_Brief_
Give every line from the entries that contains "document".

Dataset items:
^^^^^^^^

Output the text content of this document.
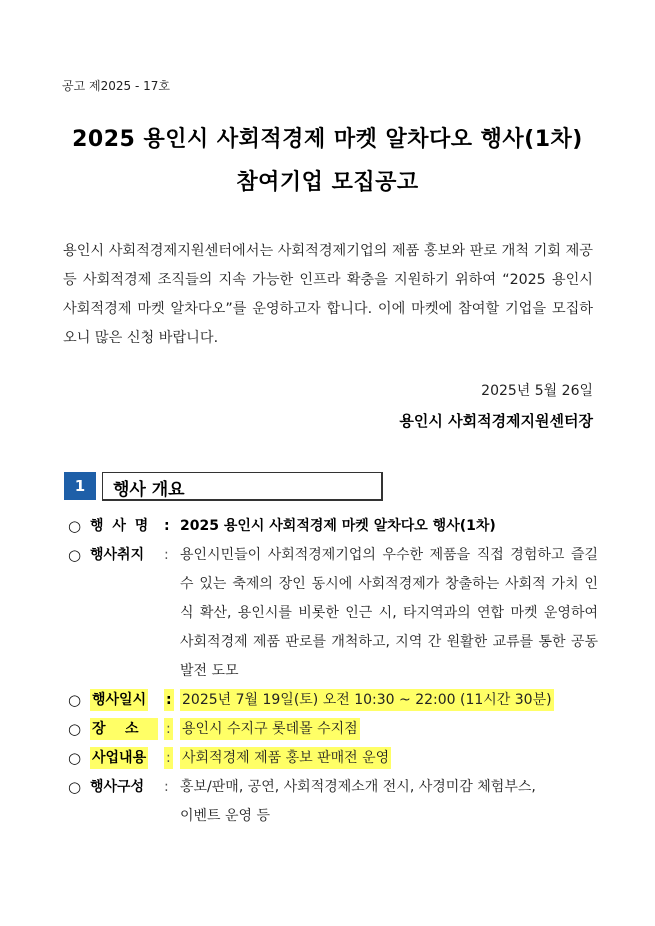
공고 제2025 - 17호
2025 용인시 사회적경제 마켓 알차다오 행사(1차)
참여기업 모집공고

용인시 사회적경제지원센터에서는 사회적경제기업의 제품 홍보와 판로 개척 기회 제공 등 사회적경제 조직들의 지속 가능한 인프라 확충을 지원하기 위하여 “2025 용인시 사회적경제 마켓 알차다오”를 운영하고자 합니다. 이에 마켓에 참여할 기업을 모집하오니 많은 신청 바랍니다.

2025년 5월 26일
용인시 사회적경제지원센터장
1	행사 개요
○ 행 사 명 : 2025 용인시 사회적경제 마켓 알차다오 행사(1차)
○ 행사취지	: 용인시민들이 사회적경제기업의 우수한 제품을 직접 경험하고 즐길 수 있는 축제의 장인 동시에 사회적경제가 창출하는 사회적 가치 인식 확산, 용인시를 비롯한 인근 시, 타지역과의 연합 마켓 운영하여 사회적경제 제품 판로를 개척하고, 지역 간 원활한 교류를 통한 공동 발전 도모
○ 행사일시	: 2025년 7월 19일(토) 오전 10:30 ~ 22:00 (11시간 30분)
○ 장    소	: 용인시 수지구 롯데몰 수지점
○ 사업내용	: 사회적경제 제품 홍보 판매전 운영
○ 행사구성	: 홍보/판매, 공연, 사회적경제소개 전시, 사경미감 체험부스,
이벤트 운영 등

^^^^^^^^

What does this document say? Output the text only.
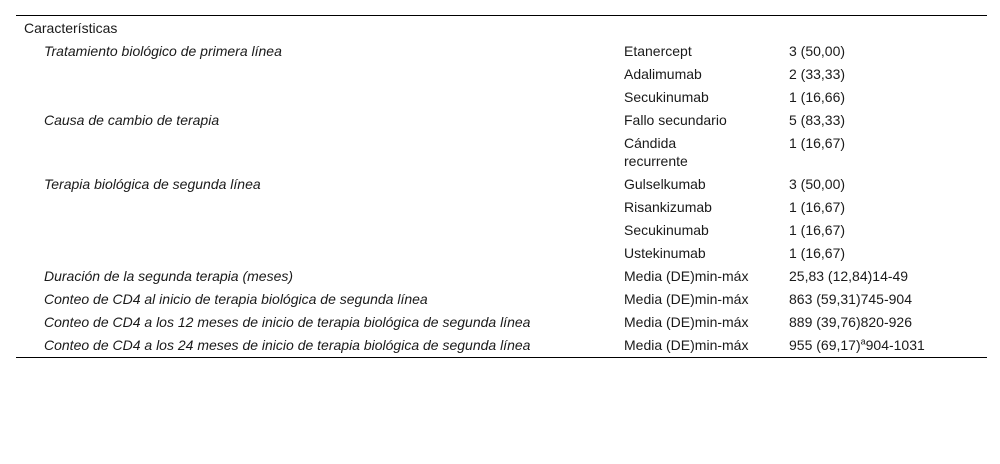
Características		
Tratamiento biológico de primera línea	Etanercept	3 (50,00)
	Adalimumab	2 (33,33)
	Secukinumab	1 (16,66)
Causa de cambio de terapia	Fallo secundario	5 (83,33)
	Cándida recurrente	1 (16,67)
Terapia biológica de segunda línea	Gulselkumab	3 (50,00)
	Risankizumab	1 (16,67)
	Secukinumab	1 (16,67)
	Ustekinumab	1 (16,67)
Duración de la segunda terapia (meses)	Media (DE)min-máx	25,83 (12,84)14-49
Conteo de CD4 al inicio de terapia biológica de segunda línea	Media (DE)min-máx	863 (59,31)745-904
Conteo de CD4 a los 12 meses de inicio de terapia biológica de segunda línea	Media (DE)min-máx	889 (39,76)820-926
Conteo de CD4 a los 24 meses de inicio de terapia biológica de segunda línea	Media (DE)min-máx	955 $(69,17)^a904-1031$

^^^^^^^^

_Solution to this problem_
Output the text content of this document.
What does this document say? Output the text only.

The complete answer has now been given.